**What this task involves**
Repeat the listing in full. Nothing may be added or left out.

^^^^

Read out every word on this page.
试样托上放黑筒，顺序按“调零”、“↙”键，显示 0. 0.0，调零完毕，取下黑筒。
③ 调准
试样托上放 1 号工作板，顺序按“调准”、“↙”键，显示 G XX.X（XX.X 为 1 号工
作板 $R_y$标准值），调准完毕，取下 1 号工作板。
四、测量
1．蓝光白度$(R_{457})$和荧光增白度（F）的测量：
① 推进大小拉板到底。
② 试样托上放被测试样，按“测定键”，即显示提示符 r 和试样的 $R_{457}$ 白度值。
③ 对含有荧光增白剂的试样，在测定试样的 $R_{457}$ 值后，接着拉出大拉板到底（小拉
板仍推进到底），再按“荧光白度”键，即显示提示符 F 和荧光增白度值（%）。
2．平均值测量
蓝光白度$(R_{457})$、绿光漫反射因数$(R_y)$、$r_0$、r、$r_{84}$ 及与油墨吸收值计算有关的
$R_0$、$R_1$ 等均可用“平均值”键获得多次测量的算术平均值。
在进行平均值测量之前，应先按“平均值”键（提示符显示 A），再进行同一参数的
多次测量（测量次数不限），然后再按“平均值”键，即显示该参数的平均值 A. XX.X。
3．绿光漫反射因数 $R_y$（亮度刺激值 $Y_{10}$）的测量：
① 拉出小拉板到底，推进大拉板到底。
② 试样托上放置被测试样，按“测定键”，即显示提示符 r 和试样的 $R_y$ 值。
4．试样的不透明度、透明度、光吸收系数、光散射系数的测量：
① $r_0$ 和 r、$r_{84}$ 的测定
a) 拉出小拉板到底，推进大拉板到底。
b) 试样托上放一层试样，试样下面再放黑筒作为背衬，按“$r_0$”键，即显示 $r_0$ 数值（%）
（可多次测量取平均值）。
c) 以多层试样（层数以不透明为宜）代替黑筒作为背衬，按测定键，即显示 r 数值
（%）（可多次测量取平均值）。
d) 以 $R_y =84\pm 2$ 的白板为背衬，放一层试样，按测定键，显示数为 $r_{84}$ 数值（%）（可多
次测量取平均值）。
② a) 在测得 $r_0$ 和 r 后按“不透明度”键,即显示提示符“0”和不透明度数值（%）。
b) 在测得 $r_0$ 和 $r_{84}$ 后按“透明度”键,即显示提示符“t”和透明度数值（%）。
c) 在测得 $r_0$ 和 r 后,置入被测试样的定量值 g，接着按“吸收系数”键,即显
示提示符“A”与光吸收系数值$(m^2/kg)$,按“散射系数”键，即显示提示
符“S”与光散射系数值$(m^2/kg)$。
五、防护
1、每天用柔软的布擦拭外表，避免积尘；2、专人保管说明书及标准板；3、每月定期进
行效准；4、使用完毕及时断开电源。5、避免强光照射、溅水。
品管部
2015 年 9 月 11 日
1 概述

^^^^

**Solution for this task**
Read out every word on this page.
试样托上放黑筒，顺序按“调零”、“↙”键，显示 0. 0.0，调零完毕，取下黑筒。
③ 调准
试样托上放 1 号工作板，顺序按“调准”、“↙”键，显示 G XX.X（XX.X 为 1 号工
作板 $R_y$标准值），调准完毕，取下 1 号工作板。
四、测量
1．蓝光白度$(R_{457})$和荧光增白度（F）的测量：
① 推进大小拉板到底。
② 试样托上放被测试样，按“测定键”，即显示提示符 r 和试样的 $R_{457}$ 白度值。
③ 对含有荧光增白剂的试样，在测定试样的 $R_{457}$ 值后，接着拉出大拉板到底（小拉
板仍推进到底），再按“荧光白度”键，即显示提示符 F 和荧光增白度值（%）。
2．平均值测量
蓝光白度$(R_{457})$、绿光漫反射因数$(R_y)$、$r_0$、r、$r_{84}$ 及与油墨吸收值计算有关的
$R_0$、$R_1$ 等均可用“平均值”键获得多次测量的算术平均值。
在进行平均值测量之前，应先按“平均值”键（提示符显示 A），再进行同一参数的
多次测量（测量次数不限），然后再按“平均值”键，即显示该参数的平均值 A. XX.X。
3．绿光漫反射因数 $R_y$（亮度刺激值 $Y_{10}$）的测量：
① 拉出小拉板到底，推进大拉板到底。
② 试样托上放置被测试样，按“测定键”，即显示提示符 r 和试样的 $R_y$ 值。
4．试样的不透明度、透明度、光吸收系数、光散射系数的测量：
① $r_0$ 和 r、$r_{84}$ 的测定
a) 拉出小拉板到底，推进大拉板到底。
b) 试样托上放一层试样，试样下面再放黑筒作为背衬，按“$r_0$”键，即显示 $r_0$ 数值（%）
（可多次测量取平均值）。
c) 以多层试样（层数以不透明为宜）代替黑筒作为背衬，按测定键，即显示 r 数值
（%）（可多次测量取平均值）。
d) 以 $R_y =84\pm 2$ 的白板为背衬，放一层试样，按测定键，显示数为 $r_{84}$ 数值（%）（可多
次测量取平均值）。
② a) 在测得 $r_0$ 和 r 后按“不透明度”键,即显示提示符“0”和不透明度数值（%）。
b) 在测得 $r_0$ 和 $r_{84}$ 后按“透明度”键,即显示提示符“t”和透明度数值（%）。
c) 在测得 $r_0$ 和 r 后,置入被测试样的定量值 g，接着按“吸收系数”键,即显
示提示符“A”与光吸收系数值$(m^2/kg)$,按“散射系数”键，即显示提示
符“S”与光散射系数值$(m^2/kg)$。
五、防护
1、每天用柔软的布擦拭外表，避免积尘；2、专人保管说明书及标准板；3、每月定期进
行效准；4、使用完毕及时断开电源。5、避免强光照射、溅水。
品管部
2015 年 9 月 11 日
1 概述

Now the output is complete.